> [Data section]:

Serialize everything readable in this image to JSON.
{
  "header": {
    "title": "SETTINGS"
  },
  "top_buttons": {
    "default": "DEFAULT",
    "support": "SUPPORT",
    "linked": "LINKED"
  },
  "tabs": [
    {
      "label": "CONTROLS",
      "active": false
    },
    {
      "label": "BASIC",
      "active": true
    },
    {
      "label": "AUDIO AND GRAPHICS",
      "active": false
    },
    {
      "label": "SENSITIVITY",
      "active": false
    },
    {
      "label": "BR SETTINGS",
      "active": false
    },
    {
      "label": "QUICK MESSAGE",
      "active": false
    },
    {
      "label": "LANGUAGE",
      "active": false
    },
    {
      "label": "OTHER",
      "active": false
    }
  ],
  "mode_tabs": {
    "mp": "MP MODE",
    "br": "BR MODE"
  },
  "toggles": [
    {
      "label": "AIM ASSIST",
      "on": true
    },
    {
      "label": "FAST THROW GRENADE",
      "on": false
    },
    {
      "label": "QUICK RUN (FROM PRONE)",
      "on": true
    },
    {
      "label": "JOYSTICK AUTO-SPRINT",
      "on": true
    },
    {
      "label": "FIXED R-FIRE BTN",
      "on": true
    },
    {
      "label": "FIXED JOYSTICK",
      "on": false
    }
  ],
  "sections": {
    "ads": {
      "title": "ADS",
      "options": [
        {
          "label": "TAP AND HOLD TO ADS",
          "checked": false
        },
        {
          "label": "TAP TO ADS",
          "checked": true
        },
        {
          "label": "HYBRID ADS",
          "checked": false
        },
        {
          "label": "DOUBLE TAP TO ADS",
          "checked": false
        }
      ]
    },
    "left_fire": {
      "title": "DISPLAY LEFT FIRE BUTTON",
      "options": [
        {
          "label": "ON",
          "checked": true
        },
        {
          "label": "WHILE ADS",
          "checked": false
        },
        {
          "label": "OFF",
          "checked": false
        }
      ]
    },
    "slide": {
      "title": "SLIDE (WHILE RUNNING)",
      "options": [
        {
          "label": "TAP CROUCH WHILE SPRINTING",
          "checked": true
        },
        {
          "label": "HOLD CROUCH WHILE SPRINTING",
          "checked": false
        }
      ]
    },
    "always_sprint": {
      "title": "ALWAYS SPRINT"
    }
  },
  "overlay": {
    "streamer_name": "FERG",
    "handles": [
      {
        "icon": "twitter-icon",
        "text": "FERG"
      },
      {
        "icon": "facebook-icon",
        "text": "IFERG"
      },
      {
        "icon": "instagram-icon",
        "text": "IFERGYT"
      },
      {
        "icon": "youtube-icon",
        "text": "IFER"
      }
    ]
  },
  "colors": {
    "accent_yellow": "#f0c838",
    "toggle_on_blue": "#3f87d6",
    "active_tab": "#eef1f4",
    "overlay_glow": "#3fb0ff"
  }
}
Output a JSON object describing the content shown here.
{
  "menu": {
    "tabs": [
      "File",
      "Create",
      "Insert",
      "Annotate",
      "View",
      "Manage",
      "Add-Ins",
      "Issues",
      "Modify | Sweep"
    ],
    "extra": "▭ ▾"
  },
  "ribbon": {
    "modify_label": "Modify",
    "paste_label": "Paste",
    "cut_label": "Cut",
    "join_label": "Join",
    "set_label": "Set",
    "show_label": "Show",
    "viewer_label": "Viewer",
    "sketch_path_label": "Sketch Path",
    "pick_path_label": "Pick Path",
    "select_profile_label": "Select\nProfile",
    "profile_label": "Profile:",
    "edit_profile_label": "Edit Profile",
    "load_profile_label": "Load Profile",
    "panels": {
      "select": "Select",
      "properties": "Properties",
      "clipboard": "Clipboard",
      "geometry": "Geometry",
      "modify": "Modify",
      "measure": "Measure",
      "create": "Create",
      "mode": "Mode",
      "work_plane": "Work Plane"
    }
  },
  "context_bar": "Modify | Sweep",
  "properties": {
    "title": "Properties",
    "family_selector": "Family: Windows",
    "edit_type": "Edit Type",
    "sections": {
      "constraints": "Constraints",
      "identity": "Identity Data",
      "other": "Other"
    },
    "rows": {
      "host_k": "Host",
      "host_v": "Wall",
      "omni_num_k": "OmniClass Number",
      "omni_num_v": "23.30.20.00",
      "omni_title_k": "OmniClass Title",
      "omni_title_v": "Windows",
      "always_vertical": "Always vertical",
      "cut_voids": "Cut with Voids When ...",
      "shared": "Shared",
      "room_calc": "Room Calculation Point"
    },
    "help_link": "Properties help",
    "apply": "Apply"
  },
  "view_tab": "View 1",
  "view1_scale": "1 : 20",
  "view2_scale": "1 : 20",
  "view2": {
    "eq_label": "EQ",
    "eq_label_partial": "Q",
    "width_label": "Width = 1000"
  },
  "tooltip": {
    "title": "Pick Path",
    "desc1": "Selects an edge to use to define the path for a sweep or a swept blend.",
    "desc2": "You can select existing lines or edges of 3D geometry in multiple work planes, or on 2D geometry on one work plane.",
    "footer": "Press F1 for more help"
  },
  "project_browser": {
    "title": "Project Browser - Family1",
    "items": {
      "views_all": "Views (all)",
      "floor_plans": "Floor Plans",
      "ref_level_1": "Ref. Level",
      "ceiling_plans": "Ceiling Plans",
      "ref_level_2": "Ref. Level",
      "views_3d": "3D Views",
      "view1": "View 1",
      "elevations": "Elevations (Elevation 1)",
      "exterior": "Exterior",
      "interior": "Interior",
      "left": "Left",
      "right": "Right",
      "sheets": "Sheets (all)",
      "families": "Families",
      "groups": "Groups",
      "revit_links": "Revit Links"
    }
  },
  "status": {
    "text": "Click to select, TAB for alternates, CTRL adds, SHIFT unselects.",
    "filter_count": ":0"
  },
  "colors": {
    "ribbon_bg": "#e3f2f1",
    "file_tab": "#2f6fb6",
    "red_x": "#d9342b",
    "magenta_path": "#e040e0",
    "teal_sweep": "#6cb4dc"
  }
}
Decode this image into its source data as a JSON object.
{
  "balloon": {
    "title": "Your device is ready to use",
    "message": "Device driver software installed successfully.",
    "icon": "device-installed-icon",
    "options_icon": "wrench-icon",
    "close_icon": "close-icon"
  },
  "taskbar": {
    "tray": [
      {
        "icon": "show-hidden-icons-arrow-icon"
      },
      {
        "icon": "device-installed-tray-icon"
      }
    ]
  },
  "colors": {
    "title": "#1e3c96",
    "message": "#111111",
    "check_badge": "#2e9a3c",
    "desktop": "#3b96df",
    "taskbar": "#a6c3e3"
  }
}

> [Exercise objective]: Report how many lines in the records hold the word "installed", giving the number and nothing else.

> [Problem solution]: 3